(Recorded data)
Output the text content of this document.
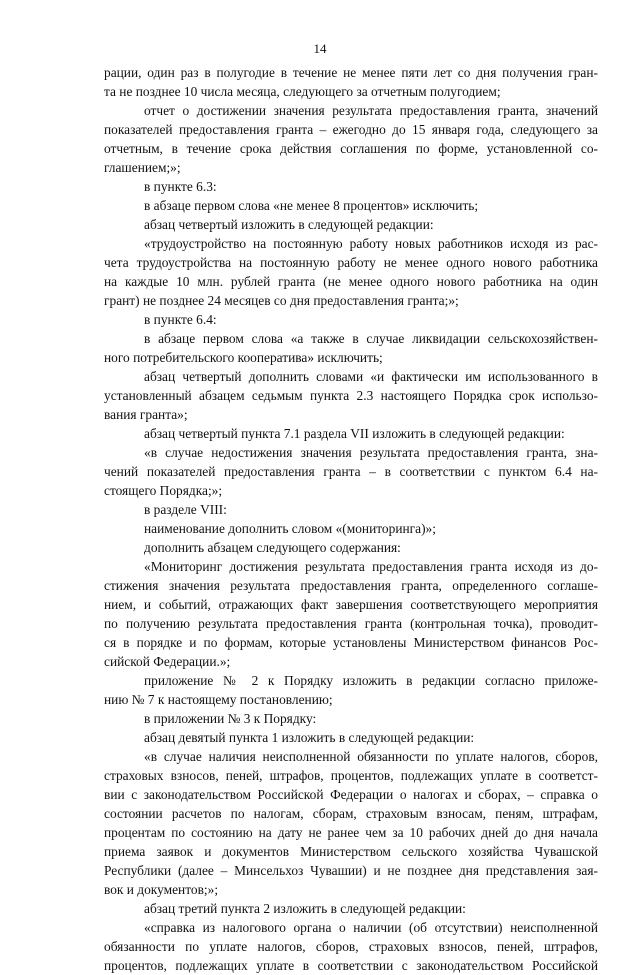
14
рации, один раз в полугодие в течение не менее пяти лет со дня получения гран-
та не позднее 10 числа месяца, следующего за отчетным полугодием;
отчет о достижении значения результата предоставления гранта, значений
показателей предоставления гранта – ежегодно до 15 января года, следующего за
отчетным, в течение срока действия соглашения по форме, установленной со-
глашением;»;
в пункте 6.3:
в абзаце первом слова «не менее 8 процентов» исключить;
абзац четвертый изложить в следующей редакции:
«трудоустройство на постоянную работу новых работников исходя из рас-
чета трудоустройства на постоянную работу не менее одного нового работника
на каждые 10 млн. рублей гранта (не менее одного нового работника на один
грант) не позднее 24 месяцев со дня предоставления гранта;»;
в пункте 6.4:
в абзаце первом слова «а также в случае ликвидации сельскохозяйствен-
ного потребительского кооператива» исключить;
абзац четвертый дополнить словами «и фактически им использованного в
установленный абзацем седьмым пункта 2.3 настоящего Порядка срок использо-
вания гранта»;
абзац четвертый пункта 7.1 раздела VII изложить в следующей редакции:
«в случае недостижения значения результата предоставления гранта, зна-
чений показателей предоставления гранта – в соответствии с пунктом 6.4 на-
стоящего Порядка;»;
в разделе VIII:
наименование дополнить словом «(мониторинга)»;
дополнить абзацем следующего содержания:
«Мониторинг достижения результата предоставления гранта исходя из до-
стижения значения результата предоставления гранта, определенного соглаше-
нием, и событий, отражающих факт завершения соответствующего мероприятия
по получению результата предоставления гранта (контрольная точка), проводит-
ся в порядке и по формам, которые установлены Министерством финансов Рос-
сийской Федерации.»;
приложение № 2 к Порядку изложить в редакции согласно приложе-
нию № 7 к настоящему постановлению;
в приложении № 3 к Порядку:
абзац девятый пункта 1 изложить в следующей редакции:
«в случае наличия неисполненной обязанности по уплате налогов, сборов,
страховых взносов, пеней, штрафов, процентов, подлежащих уплате в соответст-
вии с законодательством Российской Федерации о налогах и сборах, – справка о
состоянии расчетов по налогам, сборам, страховым взносам, пеням, штрафам,
процентам по состоянию на дату не ранее чем за 10 рабочих дней до дня начала
приема заявок и документов Министерством сельского хозяйства Чувашской
Республики (далее – Минсельхоз Чувашии) и не позднее дня представления зая-
вок и документов;»;
абзац третий пункта 2 изложить в следующей редакции:
«справка из налогового органа о наличии (об отсутствии) неисполненной
обязанности по уплате налогов, сборов, страховых взносов, пеней, штрафов,
процентов, подлежащих уплате в соответствии с законодательством Российской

__Exercise objective__:
Count the lines of the material that include the word "работника", then state only the total.

__Solution below__:
2